## GIVEN INSTRUCTION
Reproduce the records below in full and exactly, without their images.

begin

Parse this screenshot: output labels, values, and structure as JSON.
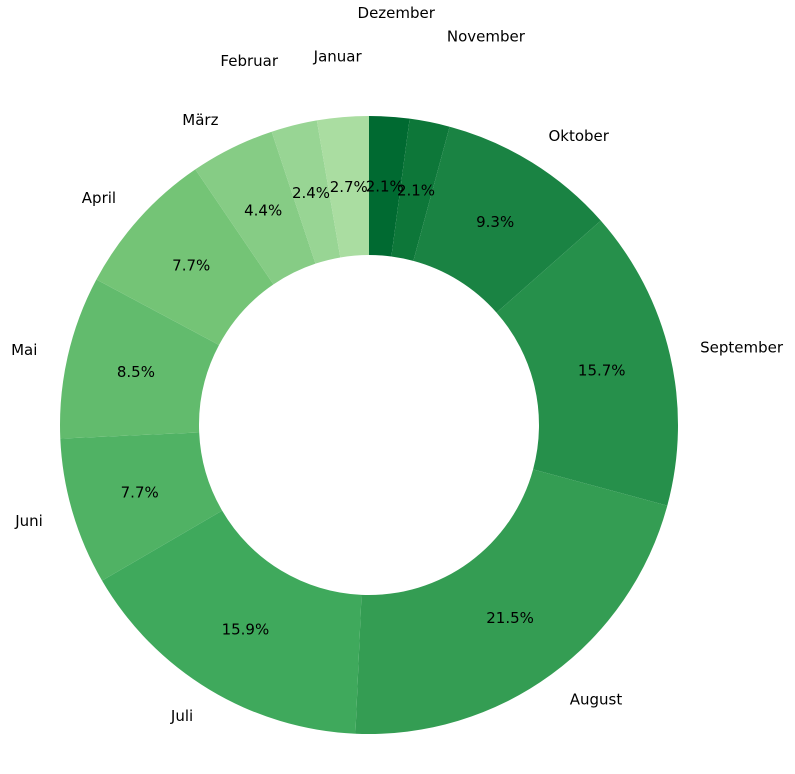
{
  "chart_data": {
    "type": "pie",
    "donut": true,
    "title": "",
    "start": "top",
    "direction": "clockwise-from-December",
    "categories": [
      "Januar",
      "Februar",
      "März",
      "April",
      "Mai",
      "Juni",
      "Juli",
      "August",
      "September",
      "Oktober",
      "November",
      "Dezember"
    ],
    "values": [
      2.7,
      2.4,
      4.4,
      7.7,
      8.5,
      7.7,
      15.9,
      21.5,
      15.7,
      9.3,
      2.1,
      2.1
    ],
    "value_labels": [
      "2.7%",
      "2.4%",
      "4.4%",
      "7.7%",
      "8.5%",
      "7.7%",
      "15.9%",
      "21.5%",
      "15.7%",
      "9.3%",
      "2.1%",
      "2.1%"
    ],
    "colors": [
      "#aadda1",
      "#98d594",
      "#86cc85",
      "#74c476",
      "#62bb6d",
      "#50b264",
      "#3fa95c",
      "#349d53",
      "#26904b",
      "#1a8343",
      "#0d7739",
      "#006a31"
    ],
    "legend": "none"
  }
}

end

## TASK RESULT
Parse this screenshot: output labels, values, and structure as JSON.
{
  "chart_data": {
    "type": "pie",
    "donut": true,
    "title": "",
    "start": "top",
    "direction": "clockwise-from-December",
    "categories": [
      "Januar",
      "Februar",
      "März",
      "April",
      "Mai",
      "Juni",
      "Juli",
      "August",
      "September",
      "Oktober",
      "November",
      "Dezember"
    ],
    "values": [
      2.7,
      2.4,
      4.4,
      7.7,
      8.5,
      7.7,
      15.9,
      21.5,
      15.7,
      9.3,
      2.1,
      2.1
    ],
    "value_labels": [
      "2.7%",
      "2.4%",
      "4.4%",
      "7.7%",
      "8.5%",
      "7.7%",
      "15.9%",
      "21.5%",
      "15.7%",
      "9.3%",
      "2.1%",
      "2.1%"
    ],
    "colors": [
      "#aadda1",
      "#98d594",
      "#86cc85",
      "#74c476",
      "#62bb6d",
      "#50b264",
      "#3fa95c",
      "#349d53",
      "#26904b",
      "#1a8343",
      "#0d7739",
      "#006a31"
    ],
    "legend": "none"
  }
}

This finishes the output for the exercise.